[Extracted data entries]
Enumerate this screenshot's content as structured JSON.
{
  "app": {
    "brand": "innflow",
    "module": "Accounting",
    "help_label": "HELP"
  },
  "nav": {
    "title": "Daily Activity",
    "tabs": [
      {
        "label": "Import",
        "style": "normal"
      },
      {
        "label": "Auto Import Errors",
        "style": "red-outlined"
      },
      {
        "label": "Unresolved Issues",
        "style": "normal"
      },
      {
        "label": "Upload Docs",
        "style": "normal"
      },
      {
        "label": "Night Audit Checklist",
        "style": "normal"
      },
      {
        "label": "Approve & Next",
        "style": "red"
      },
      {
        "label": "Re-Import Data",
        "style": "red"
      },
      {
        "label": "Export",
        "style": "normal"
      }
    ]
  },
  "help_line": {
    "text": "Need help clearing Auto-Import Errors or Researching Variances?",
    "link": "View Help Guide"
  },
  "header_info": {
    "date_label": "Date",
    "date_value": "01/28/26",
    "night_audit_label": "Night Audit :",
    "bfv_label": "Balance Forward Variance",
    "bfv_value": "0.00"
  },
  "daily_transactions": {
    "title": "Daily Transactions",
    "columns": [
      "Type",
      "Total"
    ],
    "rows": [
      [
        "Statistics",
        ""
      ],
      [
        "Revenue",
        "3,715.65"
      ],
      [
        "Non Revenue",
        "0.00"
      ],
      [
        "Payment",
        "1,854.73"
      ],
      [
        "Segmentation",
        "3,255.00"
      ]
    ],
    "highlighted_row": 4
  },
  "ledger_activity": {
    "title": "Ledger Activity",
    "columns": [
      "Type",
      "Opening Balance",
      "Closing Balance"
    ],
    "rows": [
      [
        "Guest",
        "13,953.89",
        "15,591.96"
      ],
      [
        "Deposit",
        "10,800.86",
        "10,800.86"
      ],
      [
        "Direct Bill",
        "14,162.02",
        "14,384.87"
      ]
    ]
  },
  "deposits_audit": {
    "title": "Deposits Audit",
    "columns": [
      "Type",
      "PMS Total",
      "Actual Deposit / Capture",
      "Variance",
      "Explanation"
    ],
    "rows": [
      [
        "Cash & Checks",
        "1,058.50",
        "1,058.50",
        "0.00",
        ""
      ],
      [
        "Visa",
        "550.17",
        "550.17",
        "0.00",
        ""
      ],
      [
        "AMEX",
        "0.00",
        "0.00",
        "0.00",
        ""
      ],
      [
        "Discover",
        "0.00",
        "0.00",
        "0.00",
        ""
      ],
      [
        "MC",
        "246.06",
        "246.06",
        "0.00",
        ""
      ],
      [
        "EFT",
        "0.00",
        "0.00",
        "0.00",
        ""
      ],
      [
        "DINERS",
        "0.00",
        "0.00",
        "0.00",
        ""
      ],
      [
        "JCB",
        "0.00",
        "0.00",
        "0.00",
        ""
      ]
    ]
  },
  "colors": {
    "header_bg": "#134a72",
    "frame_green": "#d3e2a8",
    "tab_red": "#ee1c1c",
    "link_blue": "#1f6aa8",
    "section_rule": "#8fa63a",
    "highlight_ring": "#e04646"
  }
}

■ **What needs to be done**
Repeat each entry word for word.

■ **Exercise solution**
Enumerate this screenshot's content as structured JSON.
{
  "app": {
    "brand": "innflow",
    "module": "Accounting",
    "help_label": "HELP"
  },
  "nav": {
    "title": "Daily Activity",
    "tabs": [
      {
        "label": "Import",
        "style": "normal"
      },
      {
        "label": "Auto Import Errors",
        "style": "red-outlined"
      },
      {
        "label": "Unresolved Issues",
        "style": "normal"
      },
      {
        "label": "Upload Docs",
        "style": "normal"
      },
      {
        "label": "Night Audit Checklist",
        "style": "normal"
      },
      {
        "label": "Approve & Next",
        "style": "red"
      },
      {
        "label": "Re-Import Data",
        "style": "red"
      },
      {
        "label": "Export",
        "style": "normal"
      }
    ]
  },
  "help_line": {
    "text": "Need help clearing Auto-Import Errors or Researching Variances?",
    "link": "View Help Guide"
  },
  "header_info": {
    "date_label": "Date",
    "date_value": "01/28/26",
    "night_audit_label": "Night Audit :",
    "bfv_label": "Balance Forward Variance",
    "bfv_value": "0.00"
  },
  "daily_transactions": {
    "title": "Daily Transactions",
    "columns": [
      "Type",
      "Total"
    ],
    "rows": [
      [
        "Statistics",
        ""
      ],
      [
        "Revenue",
        "3,715.65"
      ],
      [
        "Non Revenue",
        "0.00"
      ],
      [
        "Payment",
        "1,854.73"
      ],
      [
        "Segmentation",
        "3,255.00"
      ]
    ],
    "highlighted_row": 4
  },
  "ledger_activity": {
    "title": "Ledger Activity",
    "columns": [
      "Type",
      "Opening Balance",
      "Closing Balance"
    ],
    "rows": [
      [
        "Guest",
        "13,953.89",
        "15,591.96"
      ],
      [
        "Deposit",
        "10,800.86",
        "10,800.86"
      ],
      [
        "Direct Bill",
        "14,162.02",
        "14,384.87"
      ]
    ]
  },
  "deposits_audit": {
    "title": "Deposits Audit",
    "columns": [
      "Type",
      "PMS Total",
      "Actual Deposit / Capture",
      "Variance",
      "Explanation"
    ],
    "rows": [
      [
        "Cash & Checks",
        "1,058.50",
        "1,058.50",
        "0.00",
        ""
      ],
      [
        "Visa",
        "550.17",
        "550.17",
        "0.00",
        ""
      ],
      [
        "AMEX",
        "0.00",
        "0.00",
        "0.00",
        ""
      ],
      [
        "Discover",
        "0.00",
        "0.00",
        "0.00",
        ""
      ],
      [
        "MC",
        "246.06",
        "246.06",
        "0.00",
        ""
      ],
      [
        "EFT",
        "0.00",
        "0.00",
        "0.00",
        ""
      ],
      [
        "DINERS",
        "0.00",
        "0.00",
        "0.00",
        ""
      ],
      [
        "JCB",
        "0.00",
        "0.00",
        "0.00",
        ""
      ]
    ]
  },
  "colors": {
    "header_bg": "#134a72",
    "frame_green": "#d3e2a8",
    "tab_red": "#ee1c1c",
    "link_blue": "#1f6aa8",
    "section_rule": "#8fa63a",
    "highlight_ring": "#e04646"
  }
}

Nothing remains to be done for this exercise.